--- start Extract ---
I’m environmentally sensitive. Like most thinking people, I practice the three Rs: Reduce, Reuse, And Recycle. But my favorite R is the fourth one: Relocate.
We have lots of trees, flowers and wide open spaces out in the country where I live. What we DON’T have is trash pickup.
All you city slickers have to do to get rid of trash is gift-wrap it in scented pink bags, stroll 10 feet out the front door and rest it gently on the curb. The Trash Fairies magically whisk garbage away while you sleep. Living in the sticks we follow the same rules as when hiking in a national park; if you bring it in, you have to carry it out …on your back.
Or, you know, in your car.
I spend a lot of time in my car. I’m dining (fine and not-so-fine), banking, visiting clients, shopping – busy lives generate a lot of trash. Since anything I throw out at home has to be brought back into town, my mission is to not bring it home in the first place.
--- end Extract ---
## What to work on:
1 - In the essay about country trash, which of the four Rs does the writer like best?
2 - Write the next part of the essay about hauling trash out of the country, picking up after its final sentence.
--- start Available data ---
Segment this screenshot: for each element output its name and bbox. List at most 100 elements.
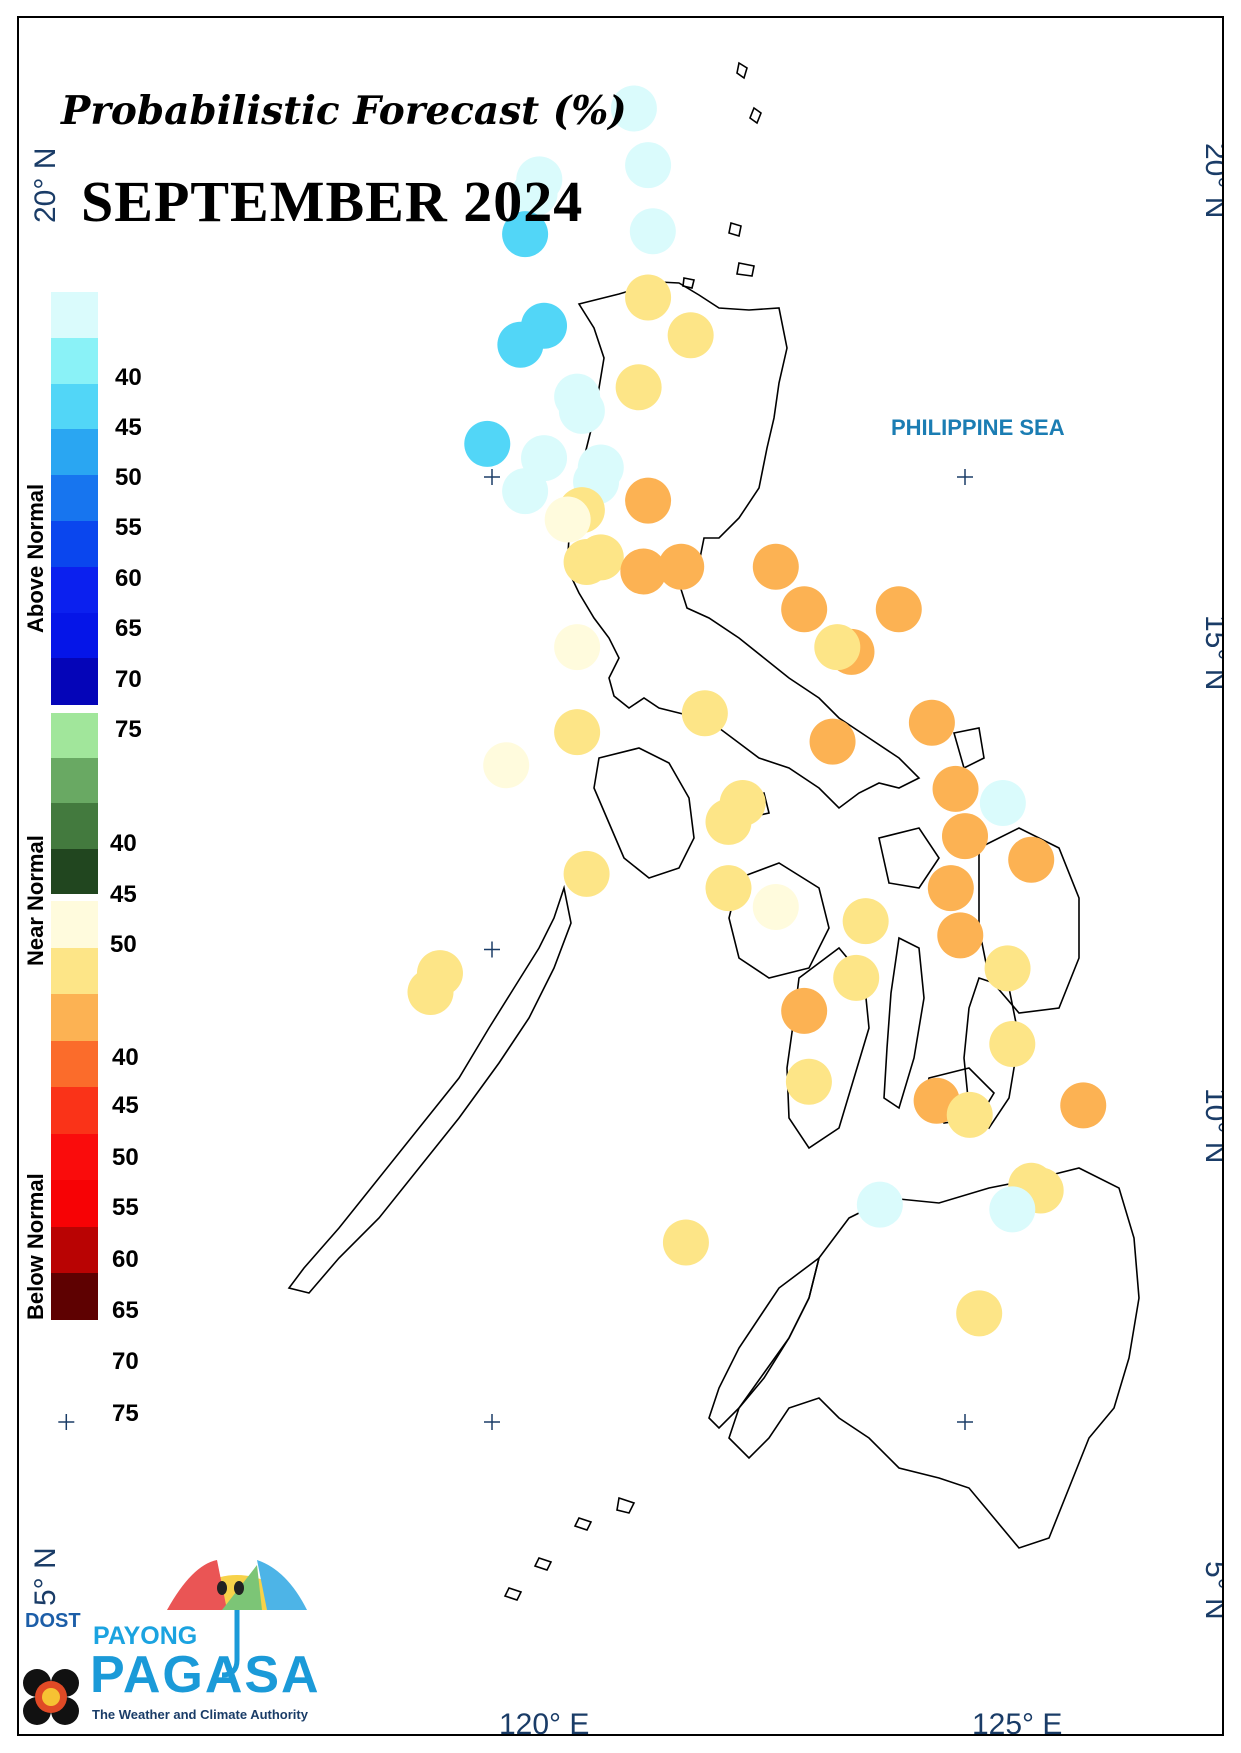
--- end Available data ---
## Results of the tasks:
1 - Relocate.

2 -
Trash relocation has become something of a game with me.
When I run to Dollar General for supplies, I empty the stray gum wrappers and bank deposit slips from my purse into their trash can.
Fast food for lunch? I trade in that morning’s coffee cup at the window. You’d be surprised how many drive-through employees seem annoyed when I ask them to dispose of my garbage. I figure if McDonald’s wanted me to toss it myself, they’d put those funneling chutes on all their trash cans. Surely they don’t expect me to get out of the car?
A fill-up at the gas station calls for a total car cleanup. I’m down on my hands and knees, under the seats and in the way-back, gathering up old church bulletins and fossilized Junior Mints. Some times I unearth a toy that has been wedged under the seat-belt mechanism for years – who will give me $20 for a vintage Happy Meal Beanie Baby? I also use the gas station squeegee and windshield fluid to clean my windows, but I absolutely draw the line at doing the whole car with the squeegee; the redneck car-wash.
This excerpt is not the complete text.